> [YOUR OBJECTIVE] Check each line of the material below, and copy it if it holds the string "JSON".

> [RECORDS PROVIDED]
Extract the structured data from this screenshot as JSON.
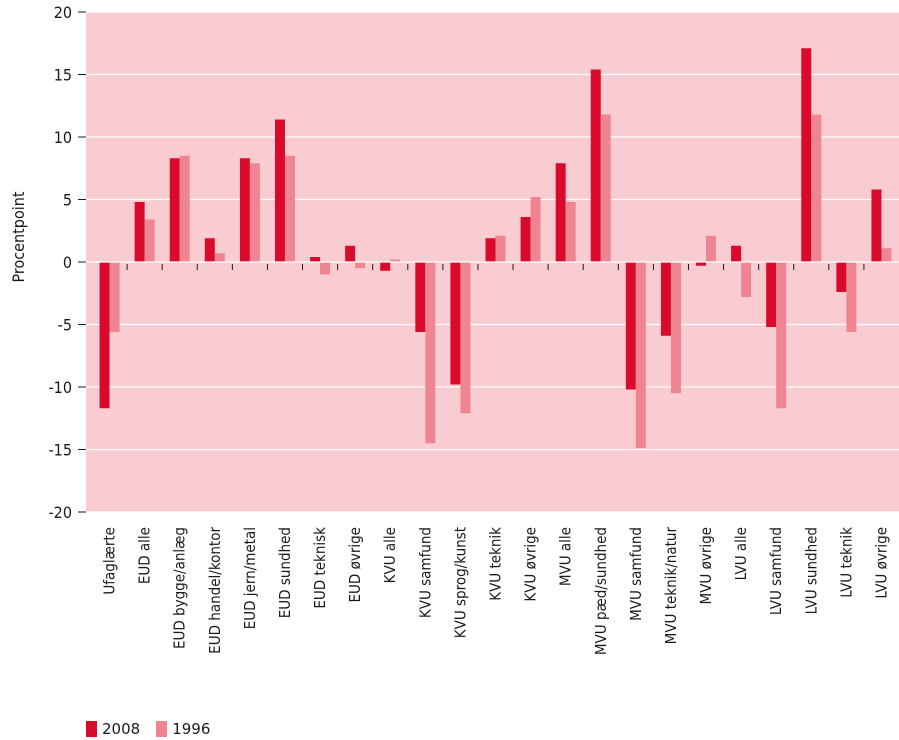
{
  "chart_data": {
    "type": "bar",
    "title": "",
    "xlabel": "",
    "ylabel": "Procentpoint",
    "ylim": [
      -20,
      20
    ],
    "yticks": [
      20,
      15,
      10,
      5,
      0,
      -5,
      -10,
      -15,
      -20
    ],
    "ytick_labels": [
      "20",
      "15",
      "10",
      "5",
      "0",
      "-5",
      "-10",
      "-15",
      "-20"
    ],
    "grid": true,
    "legend_position": "bottom-left",
    "plot_background": "#f9ccd2",
    "categories": [
      "Ufaglærte",
      "EUD alle",
      "EUD bygge/anlæg",
      "EUD handel/kontor",
      "EUD jern/metal",
      "EUD sundhed",
      "EUD teknisk",
      "EUD øvrige",
      "KVU alle",
      "KVU samfund",
      "KVU sprog/kunst",
      "KVU teknik",
      "KVU øvrige",
      "MVU alle",
      "MVU pæd/sundhed",
      "MVU samfund",
      "MVU teknik/natur",
      "MVU øvrige",
      "LVU alle",
      "LVU samfund",
      "LVU sundhed",
      "LVU teknik",
      "LVU øvrige"
    ],
    "series": [
      {
        "name": "2008",
        "color": "#d90a2c",
        "values": [
          -11.7,
          4.8,
          8.3,
          1.9,
          8.3,
          11.4,
          0.4,
          1.3,
          -0.7,
          -5.6,
          -9.8,
          1.9,
          3.6,
          7.9,
          15.4,
          -10.2,
          -5.9,
          -0.3,
          1.3,
          -5.2,
          17.1,
          -2.4,
          5.8
        ]
      },
      {
        "name": "1996",
        "color": "#ee8590",
        "values": [
          -5.6,
          3.4,
          8.5,
          0.7,
          7.9,
          8.5,
          -1.0,
          -0.5,
          0.2,
          -14.5,
          -12.1,
          2.1,
          5.2,
          4.8,
          11.8,
          -14.9,
          -10.5,
          2.1,
          -2.8,
          -11.7,
          11.8,
          -5.6,
          1.1
        ]
      }
    ]
  }
}
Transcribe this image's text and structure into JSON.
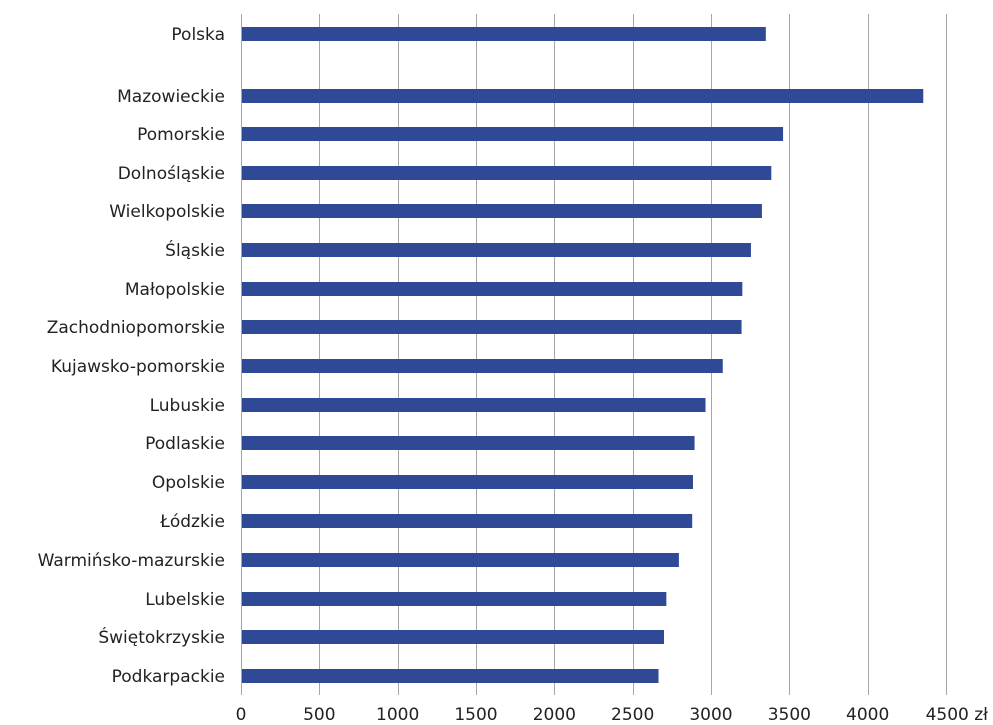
{
  "chart_data": {
    "type": "bar",
    "orientation": "horizontal",
    "categories": [
      "Polska",
      "Mazowieckie",
      "Pomorskie",
      "Dolnośląskie",
      "Wielkopolskie",
      "Śląskie",
      "Małopolskie",
      "Zachodniopomorskie",
      "Kujawsko-pomorskie",
      "Lubuskie",
      "Podlaskie",
      "Opolskie",
      "Łódzkie",
      "Warmińsko-mazurskie",
      "Lubelskie",
      "Świętokrzyskie",
      "Podkarpackie"
    ],
    "values": [
      3350,
      4355,
      3460,
      3385,
      3325,
      3255,
      3200,
      3195,
      3075,
      2965,
      2895,
      2885,
      2880,
      2795,
      2715,
      2700,
      2665
    ],
    "xlim": [
      0,
      4500
    ],
    "x_ticks": [
      0,
      500,
      1000,
      1500,
      2000,
      2500,
      3000,
      3500,
      4000,
      4500
    ],
    "x_tick_labels": [
      "0",
      "500",
      "1000",
      "1500",
      "2000",
      "2500",
      "3000",
      "3500",
      "4000",
      "4500 zł"
    ],
    "grid": true,
    "legend": false,
    "bar_color": "#2f4996",
    "grid_color": "#a6a6a6",
    "title": "",
    "xlabel": "",
    "ylabel": ""
  }
}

> [SOLUTION TO THIS TASK]
Extract the structured data from this screenshot as JSON.
Transcribe this image's text and structure into JSON.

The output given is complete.